- **WORK INSTRUCTIONS**
Copy every record word for word.

- **EXERCISE MATERIAL**
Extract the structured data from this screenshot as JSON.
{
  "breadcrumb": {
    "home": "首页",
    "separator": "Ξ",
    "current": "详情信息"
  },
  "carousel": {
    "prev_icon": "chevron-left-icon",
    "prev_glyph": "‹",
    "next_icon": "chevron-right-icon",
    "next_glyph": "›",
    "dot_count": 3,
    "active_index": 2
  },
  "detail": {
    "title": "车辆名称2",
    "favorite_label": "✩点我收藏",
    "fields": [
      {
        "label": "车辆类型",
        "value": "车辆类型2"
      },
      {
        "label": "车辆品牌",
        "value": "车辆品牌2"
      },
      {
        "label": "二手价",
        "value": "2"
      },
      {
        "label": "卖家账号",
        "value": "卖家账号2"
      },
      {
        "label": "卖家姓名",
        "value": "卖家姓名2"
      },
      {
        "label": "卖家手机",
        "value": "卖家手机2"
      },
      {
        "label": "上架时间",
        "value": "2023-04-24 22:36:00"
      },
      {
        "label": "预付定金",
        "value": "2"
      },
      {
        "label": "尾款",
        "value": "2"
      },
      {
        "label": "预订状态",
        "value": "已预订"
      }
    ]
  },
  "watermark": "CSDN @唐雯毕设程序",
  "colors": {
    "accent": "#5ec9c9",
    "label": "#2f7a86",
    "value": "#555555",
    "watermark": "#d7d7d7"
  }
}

- **TASK SOLUTION**
Extract the structured data from this screenshot as JSON.
{
  "breadcrumb": {
    "home": "首页",
    "separator": "Ξ",
    "current": "详情信息"
  },
  "carousel": {
    "prev_icon": "chevron-left-icon",
    "prev_glyph": "‹",
    "next_icon": "chevron-right-icon",
    "next_glyph": "›",
    "dot_count": 3,
    "active_index": 2
  },
  "detail": {
    "title": "车辆名称2",
    "favorite_label": "✩点我收藏",
    "fields": [
      {
        "label": "车辆类型",
        "value": "车辆类型2"
      },
      {
        "label": "车辆品牌",
        "value": "车辆品牌2"
      },
      {
        "label": "二手价",
        "value": "2"
      },
      {
        "label": "卖家账号",
        "value": "卖家账号2"
      },
      {
        "label": "卖家姓名",
        "value": "卖家姓名2"
      },
      {
        "label": "卖家手机",
        "value": "卖家手机2"
      },
      {
        "label": "上架时间",
        "value": "2023-04-24 22:36:00"
      },
      {
        "label": "预付定金",
        "value": "2"
      },
      {
        "label": "尾款",
        "value": "2"
      },
      {
        "label": "预订状态",
        "value": "已预订"
      }
    ]
  },
  "watermark": "CSDN @唐雯毕设程序",
  "colors": {
    "accent": "#5ec9c9",
    "label": "#2f7a86",
    "value": "#555555",
    "watermark": "#d7d7d7"
  }
}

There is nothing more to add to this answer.